Collection entries
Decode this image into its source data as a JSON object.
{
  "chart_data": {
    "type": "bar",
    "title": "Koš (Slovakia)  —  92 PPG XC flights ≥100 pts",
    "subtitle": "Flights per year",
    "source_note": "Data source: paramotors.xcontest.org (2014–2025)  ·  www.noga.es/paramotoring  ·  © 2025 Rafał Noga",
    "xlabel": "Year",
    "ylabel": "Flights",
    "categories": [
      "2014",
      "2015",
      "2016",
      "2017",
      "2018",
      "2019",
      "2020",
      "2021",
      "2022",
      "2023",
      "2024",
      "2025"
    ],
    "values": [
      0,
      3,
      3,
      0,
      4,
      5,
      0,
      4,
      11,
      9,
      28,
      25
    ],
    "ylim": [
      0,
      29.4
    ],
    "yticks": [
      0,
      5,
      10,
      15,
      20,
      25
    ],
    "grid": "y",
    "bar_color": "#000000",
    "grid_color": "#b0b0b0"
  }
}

WORK TO BE COMPLETED :: Output all preceding records character for character.

SOLUTION ::
Decode this image into its source data as a JSON object.
{
  "chart_data": {
    "type": "bar",
    "title": "Koš (Slovakia)  —  92 PPG XC flights ≥100 pts",
    "subtitle": "Flights per year",
    "source_note": "Data source: paramotors.xcontest.org (2014–2025)  ·  www.noga.es/paramotoring  ·  © 2025 Rafał Noga",
    "xlabel": "Year",
    "ylabel": "Flights",
    "categories": [
      "2014",
      "2015",
      "2016",
      "2017",
      "2018",
      "2019",
      "2020",
      "2021",
      "2022",
      "2023",
      "2024",
      "2025"
    ],
    "values": [
      0,
      3,
      3,
      0,
      4,
      5,
      0,
      4,
      11,
      9,
      28,
      25
    ],
    "ylim": [
      0,
      29.4
    ],
    "yticks": [
      0,
      5,
      10,
      15,
      20,
      25
    ],
    "grid": "y",
    "bar_color": "#000000",
    "grid_color": "#b0b0b0"
  }
}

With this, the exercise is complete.